> **原文节选**:
──────
部署准备
配置日志收集系统(flume+kafka), 版本:
apache-flume-1.8.0-bin.tar.gz
kafka_2.11-0.10.2.0.tgz
假设部署在三个工作节点的ubuntu系统环境中:
192.168.0.2
192.168.0.3
192.168.0.4
flume配置说明
假设flume的工作目录在/usr/local/flume,
监测某日志文件(如/tmp/testflume/chklogs/chk.log),
则新增配置: /usr/local/flume/conf/flume-kafka.conf
Flume2KafkaAgent.sources=mysource
Flume2KafkaAgent.channels=mychannel
Flume2KafkaAgent.sinks=mysink
Flume2KafkaAgent.sources.mysource.type=exec
Flume2KafkaAgent.sources.mysource.channels=mychannel
Flume2KafkaAgent.sources.mysource.command=tail -F /tmp/testflume/chklogs/chk.log
Flume2KafkaAgent.sinks.mysink.channel=mychannel
Flume2KafkaAgent.sinks.mysink.type=org.apache.flume.sink.kafka.KafkaSink
Flume2KafkaAgent.sinks.mysink.kafka.bootstrap.servers=192.168.0.2:9092,192.168.0.3:9092,192.168.0.4:9092
Flume2KafkaAgent.sinks.mysink.kafka.topic=apilog
Flume2KafkaAgent.sinks.mysink.kafka.batchSize=20
Flume2KafkaAgent.sinks.mysink.kafka.requiredAcks=1
Flume2KafkaAgent.channels.mychannel.type=memory
Flume2KafkaAgent.channels.mychannel.capacity=30000
Flume2KafkaAgent.channels.mychannel.transactionCapacity=100
三个节点均执行启动命令:
hadoop@1:/usr/local/flume$ bin/flume-ng agent -c conf -f conf/flume-kafka.conf -n Flume2KafkaAgent
kafka配置说明
假设kafaka的工作目录在/usr/local/kafka,
修改/usr/local/kafka/config/server.properties以下几项:
broker.id=0 # broker id,每个节点必须不同, 比如三个节点分别为0, 1, 2
port=9092
advertised.listeners=PLAINTEXT://your_local_ip:9092 #当前节点ip
zookeeper.connect=192.168.0.2:2181,192.168.0.3:2181,192.168.0.4:2181
每个节点启动zookeeper:
hadoop@1:/usr/local/kafka$ bin/zookeeper-server-start.sh
每个节点启动kafka:
hadoop@1:/usr/local/kafka$ bin/kafka-server-start.sh
通过jps查看java进程:
hadoop@1:/usr/local/kafka$ jps
20225 Jps
13286 Kafka
15421 QuorumPeerMain
验证测试
- 模拟生成日志, 写入/tmp/testflume/chklogs/chk.log, 如:
#!/bin/bash
chkdir=/tmp/testflume/chklogs/
mkdir -p $chkdir
for((i=0; i<10000; i++));
do
dt=$(date '+%Y%m%d %H:%M:%S')
──────
> **任务 A**: 列出flume+kafka部署说明里要求在server.properties中修改的全部配置项名称。
> **任务 B**: 从flume+kafka部署说明的最后一行之后接着往下写。
──────
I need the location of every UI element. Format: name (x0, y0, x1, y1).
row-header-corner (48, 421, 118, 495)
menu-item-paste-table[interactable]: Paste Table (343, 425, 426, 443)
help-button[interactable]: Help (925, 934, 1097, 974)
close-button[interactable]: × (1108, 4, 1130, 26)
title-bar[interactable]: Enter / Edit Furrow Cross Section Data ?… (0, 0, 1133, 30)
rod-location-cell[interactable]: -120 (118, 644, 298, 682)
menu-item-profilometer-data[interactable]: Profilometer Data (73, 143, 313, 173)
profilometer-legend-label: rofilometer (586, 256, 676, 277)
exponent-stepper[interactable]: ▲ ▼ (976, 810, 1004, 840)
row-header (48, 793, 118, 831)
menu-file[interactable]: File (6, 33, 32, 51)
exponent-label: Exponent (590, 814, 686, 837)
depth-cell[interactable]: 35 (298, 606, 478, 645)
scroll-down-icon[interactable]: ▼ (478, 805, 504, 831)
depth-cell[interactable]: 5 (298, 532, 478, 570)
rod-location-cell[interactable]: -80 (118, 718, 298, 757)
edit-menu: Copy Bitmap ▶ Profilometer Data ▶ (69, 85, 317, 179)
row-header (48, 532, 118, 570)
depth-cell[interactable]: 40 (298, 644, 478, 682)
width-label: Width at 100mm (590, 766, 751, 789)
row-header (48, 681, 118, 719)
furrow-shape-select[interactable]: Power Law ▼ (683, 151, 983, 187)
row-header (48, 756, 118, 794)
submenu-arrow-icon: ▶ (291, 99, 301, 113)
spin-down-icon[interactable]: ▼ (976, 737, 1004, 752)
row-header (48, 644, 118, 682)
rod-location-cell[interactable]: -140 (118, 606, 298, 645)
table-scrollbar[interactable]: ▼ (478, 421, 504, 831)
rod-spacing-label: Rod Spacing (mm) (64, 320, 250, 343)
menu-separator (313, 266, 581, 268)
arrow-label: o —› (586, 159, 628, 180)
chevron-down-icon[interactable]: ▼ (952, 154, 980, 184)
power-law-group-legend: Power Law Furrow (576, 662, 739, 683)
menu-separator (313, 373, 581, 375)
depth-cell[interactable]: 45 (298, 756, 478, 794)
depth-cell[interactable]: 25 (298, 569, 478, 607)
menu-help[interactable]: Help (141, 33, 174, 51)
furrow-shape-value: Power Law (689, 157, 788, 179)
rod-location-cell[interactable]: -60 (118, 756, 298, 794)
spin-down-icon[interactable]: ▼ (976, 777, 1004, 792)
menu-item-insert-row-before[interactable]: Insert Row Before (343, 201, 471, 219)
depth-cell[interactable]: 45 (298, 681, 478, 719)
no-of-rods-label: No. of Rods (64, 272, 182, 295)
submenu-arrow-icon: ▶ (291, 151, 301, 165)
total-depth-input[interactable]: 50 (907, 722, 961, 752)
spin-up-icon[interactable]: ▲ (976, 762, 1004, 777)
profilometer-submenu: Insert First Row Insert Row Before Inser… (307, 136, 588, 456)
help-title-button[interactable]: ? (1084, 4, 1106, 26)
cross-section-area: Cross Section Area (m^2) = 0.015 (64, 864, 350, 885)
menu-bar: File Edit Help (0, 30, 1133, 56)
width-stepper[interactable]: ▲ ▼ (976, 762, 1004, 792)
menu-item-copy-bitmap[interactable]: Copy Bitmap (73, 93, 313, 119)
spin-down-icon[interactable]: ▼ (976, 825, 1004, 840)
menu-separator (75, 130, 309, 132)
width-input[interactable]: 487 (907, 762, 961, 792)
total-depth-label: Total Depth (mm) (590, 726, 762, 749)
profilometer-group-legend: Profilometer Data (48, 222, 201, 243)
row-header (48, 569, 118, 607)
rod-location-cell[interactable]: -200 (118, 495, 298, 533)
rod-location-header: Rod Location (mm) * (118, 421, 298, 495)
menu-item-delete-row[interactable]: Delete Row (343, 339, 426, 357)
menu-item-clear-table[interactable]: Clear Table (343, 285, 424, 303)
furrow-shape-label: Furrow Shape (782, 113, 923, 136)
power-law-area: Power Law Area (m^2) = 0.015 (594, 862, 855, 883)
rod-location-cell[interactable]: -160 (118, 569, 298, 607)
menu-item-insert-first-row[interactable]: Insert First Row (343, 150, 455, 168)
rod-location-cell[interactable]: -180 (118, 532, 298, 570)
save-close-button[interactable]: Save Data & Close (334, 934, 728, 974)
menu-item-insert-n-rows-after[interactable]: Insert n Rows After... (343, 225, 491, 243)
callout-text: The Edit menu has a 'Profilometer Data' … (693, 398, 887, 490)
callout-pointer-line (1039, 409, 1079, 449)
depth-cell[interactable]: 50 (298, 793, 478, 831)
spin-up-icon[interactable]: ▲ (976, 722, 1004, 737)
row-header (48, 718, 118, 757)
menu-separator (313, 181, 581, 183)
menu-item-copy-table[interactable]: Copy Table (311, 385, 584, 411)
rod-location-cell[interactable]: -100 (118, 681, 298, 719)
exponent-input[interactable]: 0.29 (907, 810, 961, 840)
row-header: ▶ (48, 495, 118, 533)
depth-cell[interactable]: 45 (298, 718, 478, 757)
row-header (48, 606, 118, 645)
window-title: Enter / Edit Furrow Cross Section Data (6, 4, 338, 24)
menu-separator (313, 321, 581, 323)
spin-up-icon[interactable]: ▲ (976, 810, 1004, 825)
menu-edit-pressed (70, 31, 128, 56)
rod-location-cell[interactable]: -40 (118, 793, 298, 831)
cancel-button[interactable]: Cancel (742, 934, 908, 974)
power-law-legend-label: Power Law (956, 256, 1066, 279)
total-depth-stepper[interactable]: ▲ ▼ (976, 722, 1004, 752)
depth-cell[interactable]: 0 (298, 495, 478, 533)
──────
> **结果 A**: broker.id、port、advertised.listeners、zookeeper.connect

> **结果 B**:
echo "current datetime: $dt" >> $chkdir/chk.log
sleep 0.5
done
- 启动kafka消费者, 查看数据接收记录:
hadoop@1:/usr/local/kafka$ bin/kafka-console-consumer.sh --bootstrap-server 192.168.0.2:9092,192.168.0.3:2181,192.168.0.4:9092 --from-beginning --topic apilog
current datetime: 20171012 17:42:05
current datetime: 20171012 17:42:06
current datetime: 20171012 17:42:07
current datetime: 20171012 17:42:08
current datetime: 20171012 17:42:09
current datetime: 20171012 17:42:10
current datetime: 20171012 17:42:11
current datetime: 20171012 17:42:12
current datetime: 20171012 17:42:13
由此可见, kafka已可以持续接收到日志数据。